In full and without alteration, repeat the material.

──────────────────────────────

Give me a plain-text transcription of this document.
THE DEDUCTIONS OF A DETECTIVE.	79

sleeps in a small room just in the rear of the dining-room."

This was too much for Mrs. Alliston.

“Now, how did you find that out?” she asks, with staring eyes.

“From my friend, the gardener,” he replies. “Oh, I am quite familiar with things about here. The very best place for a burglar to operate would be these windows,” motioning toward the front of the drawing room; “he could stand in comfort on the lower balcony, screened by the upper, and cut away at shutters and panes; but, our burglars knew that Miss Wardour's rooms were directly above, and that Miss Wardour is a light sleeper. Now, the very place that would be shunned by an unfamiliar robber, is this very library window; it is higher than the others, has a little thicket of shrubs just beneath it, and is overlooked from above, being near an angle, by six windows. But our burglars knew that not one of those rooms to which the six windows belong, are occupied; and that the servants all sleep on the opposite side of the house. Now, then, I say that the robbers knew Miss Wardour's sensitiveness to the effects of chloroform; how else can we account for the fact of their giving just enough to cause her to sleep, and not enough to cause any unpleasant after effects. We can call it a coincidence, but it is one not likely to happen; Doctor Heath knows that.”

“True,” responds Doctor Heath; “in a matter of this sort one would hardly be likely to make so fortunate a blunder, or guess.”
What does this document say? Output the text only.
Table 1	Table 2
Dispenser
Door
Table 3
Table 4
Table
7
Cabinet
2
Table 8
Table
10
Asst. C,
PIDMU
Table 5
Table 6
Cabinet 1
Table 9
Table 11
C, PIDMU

──────────────────────────────

* _Task answer_:
Give me a plain-text transcription of this document.
THE DEDUCTIONS OF A DETECTIVE.	79

sleeps in a small room just in the rear of the dining-room."

This was too much for Mrs. Alliston.

“Now, how did you find that out?” she asks, with staring eyes.

“From my friend, the gardener,” he replies. “Oh, I am quite familiar with things about here. The very best place for a burglar to operate would be these windows,” motioning toward the front of the drawing room; “he could stand in comfort on the lower balcony, screened by the upper, and cut away at shutters and panes; but, our burglars knew that Miss Wardour's rooms were directly above, and that Miss Wardour is a light sleeper. Now, the very place that would be shunned by an unfamiliar robber, is this very library window; it is higher than the others, has a little thicket of shrubs just beneath it, and is overlooked from above, being near an angle, by six windows. But our burglars knew that not one of those rooms to which the six windows belong, are occupied; and that the servants all sleep on the opposite side of the house. Now, then, I say that the robbers knew Miss Wardour's sensitiveness to the effects of chloroform; how else can we account for the fact of their giving just enough to cause her to sleep, and not enough to cause any unpleasant after effects. We can call it a coincidence, but it is one not likely to happen; Doctor Heath knows that.”

“True,” responds Doctor Heath; “in a matter of this sort one would hardly be likely to make so fortunate a blunder, or guess.”
What does this document say? Output the text only.
Table 1	Table 2
Dispenser
Door
Table 3
Table 4
Table
7
Cabinet
2
Table 8
Table
10
Asst. C,
PIDMU
Table 5
Table 6
Cabinet 1
Table 9
Table 11
C, PIDMU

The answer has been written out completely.